+++ The input +++

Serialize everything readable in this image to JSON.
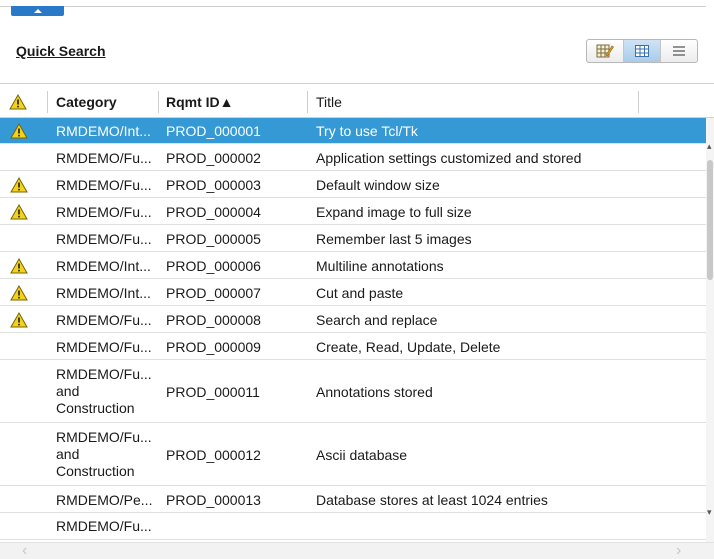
{
  "toolbar": {
    "quick_search_label": "Quick Search"
  },
  "view_switch": {
    "modes": [
      "edit-view-icon",
      "grid-view-icon",
      "list-view-icon"
    ],
    "active": "grid-view-icon"
  },
  "grid": {
    "columns": {
      "warning": "warning-icon",
      "category": "Category",
      "rqmt_id": "Rqmt ID▲",
      "title": "Title"
    },
    "rows": [
      {
        "warn": true,
        "category": "RMDEMO/Int...",
        "rqmt_id": "PROD_000001",
        "title": "Try to use Tcl/Tk",
        "selected": true
      },
      {
        "warn": false,
        "category": "RMDEMO/Fu...",
        "rqmt_id": "PROD_000002",
        "title": "Application settings customized and stored"
      },
      {
        "warn": true,
        "category": "RMDEMO/Fu...",
        "rqmt_id": "PROD_000003",
        "title": "Default window size"
      },
      {
        "warn": true,
        "category": "RMDEMO/Fu...",
        "rqmt_id": "PROD_000004",
        "title": "Expand image to full size"
      },
      {
        "warn": false,
        "category": "RMDEMO/Fu...",
        "rqmt_id": "PROD_000005",
        "title": "Remember last 5 images"
      },
      {
        "warn": true,
        "category": "RMDEMO/Int...",
        "rqmt_id": "PROD_000006",
        "title": "Multiline annotations"
      },
      {
        "warn": true,
        "category": "RMDEMO/Int...",
        "rqmt_id": "PROD_000007",
        "title": "Cut and paste"
      },
      {
        "warn": true,
        "category": "RMDEMO/Fu...",
        "rqmt_id": "PROD_000008",
        "title": "Search and replace"
      },
      {
        "warn": false,
        "category": "RMDEMO/Fu...",
        "rqmt_id": "PROD_000009",
        "title": "Create, Read, Update, Delete"
      },
      {
        "warn": false,
        "category": [
          "RMDEMO/Fu...",
          "and",
          "Construction"
        ],
        "rqmt_id": "PROD_000011",
        "title": "Annotations stored"
      },
      {
        "warn": false,
        "category": [
          "RMDEMO/Fu...",
          "and",
          "Construction"
        ],
        "rqmt_id": "PROD_000012",
        "title": "Ascii database"
      },
      {
        "warn": false,
        "category": "RMDEMO/Pe...",
        "rqmt_id": "PROD_000013",
        "title": "Database stores at least 1024 entries"
      },
      {
        "warn": false,
        "category": [
          "RMDEMO/Fu..."
        ],
        "rqmt_id": "",
        "title": ""
      }
    ]
  },
  "colors": {
    "selected_row": "#3499d5",
    "accent_tab": "#2a78c8",
    "warning_fill": "#f3d21b"
  }
}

+++

• [Task details]
From the entries above, copy every line where the word "icon" shows up.

• [Answer to the exercise]
      "edit-view-icon",
      "grid-view-icon",
      "list-view-icon"
    "active": "grid-view-icon"
      "warning": "warning-icon",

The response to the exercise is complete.